WSU STAT 360 Autumn 2000
Class Session 5 Summary and Notes

Notes from September 29, 2000

The motivation for this particular class is to illustrate the source of common distributions. In Vining's book they seem to just fall from the sky onto our page. I wanted to illustrate how each is derived from another, and that they all build upon a few simple, but powerful ideas in probability.

The binomial distribution is our most basic one. It results from counting successes in Bernoulli trials. We can derive it by applying the rules of probability that govern independent events. There are other discrete distributions that result from counting events in other circumstances, but the binomial is the most important one for our purposes.
The Poisson distibution is the binomial distribution in the limit that the number of trials becomes infinite, and probability of success in each trial becomes infinitesimal, but their product remains a constant we can think of as the success rate.

————————

> _Exercise goal_
Could you carry on the class notes on probability distributions from the point where they stop? The rows have no connection to the class notes on probability distributions.

————————

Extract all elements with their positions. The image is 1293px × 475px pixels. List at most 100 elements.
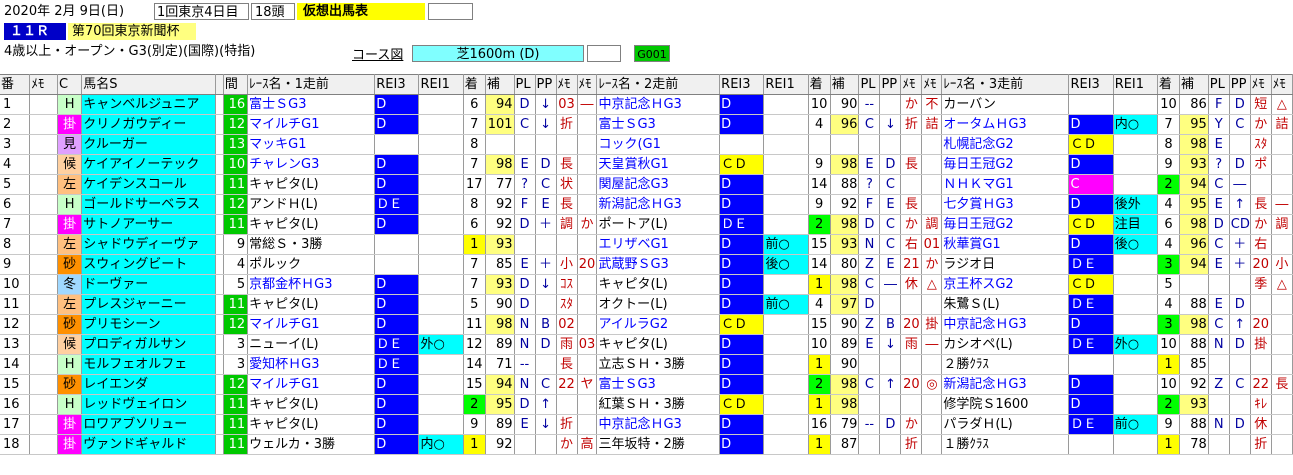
horse-name[interactable]: キャンベルジュニア (81, 94, 217, 115)
column-header[interactable]: ﾒﾓ (1271, 74, 1293, 95)
race-name-r1[interactable]: チャレンG3 (247, 154, 376, 175)
horse-name[interactable]: シャドウディーヴァ (81, 234, 217, 255)
column-header[interactable]: 着 (808, 74, 831, 95)
race-name-r3[interactable]: オータムＨG3 (941, 114, 1070, 135)
race-name-r2[interactable]: アイルラG2 (596, 314, 721, 335)
memo-cell[interactable] (29, 114, 58, 135)
race-name-r1[interactable]: ニューイ(L) (247, 334, 376, 355)
column-header[interactable]: PP (535, 74, 557, 95)
blank-box-2[interactable] (587, 45, 621, 62)
race-name-r3[interactable]: ＮＨＫマG1 (941, 174, 1070, 195)
race-name-r3[interactable]: 修学院Ｓ1600 (941, 394, 1070, 415)
race-name-r1[interactable]: アンドＨ(L) (247, 194, 376, 215)
race-name-r1[interactable]: マイルチG1 (247, 314, 376, 335)
race-name-r2[interactable]: キャピタ(L) (596, 274, 721, 295)
column-header[interactable]: PP (1229, 74, 1251, 95)
column-header[interactable]: 補 (1179, 74, 1209, 95)
race-name-r2[interactable]: 立志ＳＨ・3勝 (596, 354, 721, 375)
table-row[interactable]: 18 掛ヴァンドギャルド 11 ウェルカ・3勝 D 内○ 1 92 か高三年坂特・2勝 D 1 87 折… (0, 434, 1293, 455)
table-row[interactable]: 12 砂プリモシーン 12 マイルチG1 D 11 98 N B 02 アイルラG2 ＣＤ 15 90 Z B… (0, 314, 1293, 335)
column-header[interactable]: 着 (463, 74, 486, 95)
race-name-r1[interactable]: キャピタ(L) (247, 294, 376, 315)
column-header[interactable]: REI3 (719, 74, 765, 95)
memo-cell[interactable] (29, 434, 58, 455)
race-name-r1[interactable]: マッキG1 (247, 134, 376, 155)
memo-cell[interactable] (29, 194, 58, 215)
memo-cell[interactable] (29, 254, 58, 275)
column-header[interactable]: ﾒﾓ (577, 74, 598, 95)
race-name-r1[interactable]: 愛知杯ＨG3 (247, 354, 376, 375)
table-row[interactable]: 7 掛サトノアーサー 11 キャピタ(L) D 6 92 D ＋調かポートア(L) ＤＥ 2 98 D C… (0, 214, 1293, 235)
table-row[interactable]: 14 H モルフェオルフェ 3 愛知杯ＨG3 ＤＥ 14 71 -- 長立志ＳＨ・3勝 D 1 90 ２勝… (0, 354, 1293, 375)
column-header[interactable]: 間 (223, 74, 249, 95)
table-row[interactable]: 13 候プロディガルサン 3 ニューイ(L) ＤＥ 外○ 12 89 N D 雨 03 キャピタ(L) D… (0, 334, 1293, 355)
race-name-r2[interactable]: 三年坂特・2勝 (596, 434, 721, 455)
race-name-r2[interactable]: 富士ＳG3 (596, 374, 721, 395)
column-header[interactable]: ﾒﾓ (921, 74, 943, 95)
horse-name[interactable]: ロワアブソリュー (81, 414, 217, 435)
memo-cell[interactable] (29, 154, 58, 175)
memo-cell[interactable] (29, 374, 58, 395)
column-header[interactable] (215, 74, 224, 95)
horse-name[interactable]: プリモシーン (81, 314, 217, 335)
column-header[interactable]: REI1 (1113, 74, 1158, 95)
memo-cell[interactable] (29, 94, 58, 115)
memo-cell[interactable] (29, 334, 58, 355)
column-header[interactable]: REI3 (374, 74, 420, 95)
column-header[interactable]: ﾚｰｽ名・1走前 (247, 74, 376, 95)
race-name-r3[interactable]: 七夕賞ＨG3 (941, 194, 1070, 215)
race-name-r3[interactable]: 秋華賞G1 (941, 234, 1070, 255)
column-header[interactable]: ﾒﾓ (1250, 74, 1272, 95)
course-map-link[interactable]: コース図 (352, 47, 410, 64)
memo-cell[interactable] (29, 354, 58, 375)
column-header[interactable]: 補 (830, 74, 860, 95)
race-name-r2[interactable]: 新潟記念ＨG3 (596, 194, 721, 215)
race-name-r1[interactable]: ウェルカ・3勝 (247, 434, 376, 455)
memo-cell[interactable] (29, 234, 58, 255)
column-header[interactable]: ﾒﾓ (556, 74, 578, 95)
horse-name[interactable]: スウィングビート (81, 254, 217, 275)
column-header[interactable]: PP (879, 74, 902, 95)
memo-cell[interactable] (29, 174, 58, 195)
race-name-r1[interactable]: 富士ＳG3 (247, 94, 376, 115)
race-name-r1[interactable]: 京都金杯ＨG3 (247, 274, 376, 295)
table-row[interactable]: 10 冬ドーヴァー 5 京都金杯ＨG3 D 7 93 D ↓ ｺｽ キャピタ(L) D 1 98 C ― 休 △ 京… (0, 274, 1293, 295)
column-header[interactable]: PL (514, 74, 536, 95)
column-header[interactable]: REI1 (763, 74, 809, 95)
table-row[interactable]: 1 H キャンベルジュニア 16 富士ＳG3 D 6 94 D ↓ 03 ― 中京記念ＨG3 D 10 90-… (0, 94, 1293, 115)
race-name-r3[interactable]: ラジオ日 (941, 254, 1070, 275)
column-header[interactable]: ﾚｰｽ名・2走前 (596, 74, 721, 95)
race-name-r2[interactable]: 富士ＳG3 (596, 114, 721, 135)
memo-cell[interactable] (29, 134, 58, 155)
race-name-r3[interactable]: 京王杯スG2 (941, 274, 1070, 295)
column-header[interactable]: ﾒﾓ (29, 74, 58, 95)
race-name-r2[interactable]: ポートア(L) (596, 214, 721, 235)
table-row[interactable]: 11 左プレスジャーニー 11 キャピタ(L) D 5 90 D ｽﾀ オクトー(L) D 前○ 4 97… (0, 294, 1293, 315)
column-header[interactable]: 馬名S (81, 74, 217, 95)
horse-name[interactable]: プロディガルサン (81, 334, 217, 355)
race-name-r3[interactable]: 毎日王冠G2 (941, 154, 1070, 175)
race-name-r3[interactable]: カシオペ(L) (941, 334, 1070, 355)
race-name-r2[interactable]: 中京記念ＨG3 (596, 414, 721, 435)
horse-name[interactable]: ドーヴァー (81, 274, 217, 295)
race-name-r2[interactable]: 中京記念ＨG3 (596, 94, 721, 115)
horse-name[interactable]: ケイデンスコール (81, 174, 217, 195)
column-header[interactable]: C (57, 74, 83, 95)
horse-name[interactable]: ヴァンドギャルド (81, 434, 217, 455)
race-name-r2[interactable]: 紅葉ＳＨ・3勝 (596, 394, 721, 415)
horse-name[interactable]: サトノアーサー (81, 214, 217, 235)
race-name-r3[interactable]: カーバン (941, 94, 1070, 115)
column-header[interactable]: REI1 (418, 74, 464, 95)
horse-name[interactable]: プレスジャーニー (81, 294, 217, 315)
column-header[interactable]: ﾒﾓ (900, 74, 923, 95)
column-header[interactable]: ﾚｰｽ名・3走前 (941, 74, 1070, 95)
race-name-r3[interactable]: 新潟記念ＨG3 (941, 374, 1070, 395)
race-name-r1[interactable]: キャピタ(L) (247, 174, 376, 195)
table-row[interactable]: 3 見クルーガー 13 マッキG1 8 コック(G1 札幌記念G2 ＣＤ 8 98 E ｽﾀ (0, 134, 1293, 155)
race-name-r3[interactable]: 中京記念ＨG3 (941, 314, 1070, 335)
column-header[interactable]: REI3 (1068, 74, 1114, 95)
column-header[interactable]: 補 (485, 74, 515, 95)
race-name-r2[interactable]: コック(G1 (596, 134, 721, 155)
table-row[interactable]: 17 掛ロワアブソリュー 11 キャピタ(L) D 9 89 E ↓ 折中京記念ＨG3 D 16 79-… (0, 414, 1293, 435)
race-name-r2[interactable]: キャピタ(L) (596, 334, 721, 355)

————————

> _Response to the exercise_
There are all sorts of ways to arrive at the normal distribution. I mentioned several in class. In addition to its importance in its own right, for our purposes today it was important to note that both the binomial and Poisson distributions tend to look like the normal distribution in the instance of large expected value, which means we can use the tabulated CDF of the normal distribution to evulated binomial and Poisson probabilities. For the binomial process this approximation requires np>5 or so depending on how close is p to a value of 1/2. For the Poisson distribution this requires alpha>5.
When the probability of success per Bernoulli trial is extremely small, the normal approximation may be adequate for calculation, but the distribution will still have an obvious skew, which the Poisson distribution exhibits nicely.
In most instances we know little about the distribution of our random variable (i.e. the parent population that our individuals come from), so we resort to sampling to learn about the population. This brings us to sampling distributions.
Sampling distributions result from functions of random variables. As an example of a function of a random variable, I presented the Boltzmann distribution, which describes how energy is distributed among particles at thermal equilibrium, and the related Maxwell distribution of the speeds of the particle. These two distributions are related through the change of variable given by the formula for kinetic energy E=1/2mv².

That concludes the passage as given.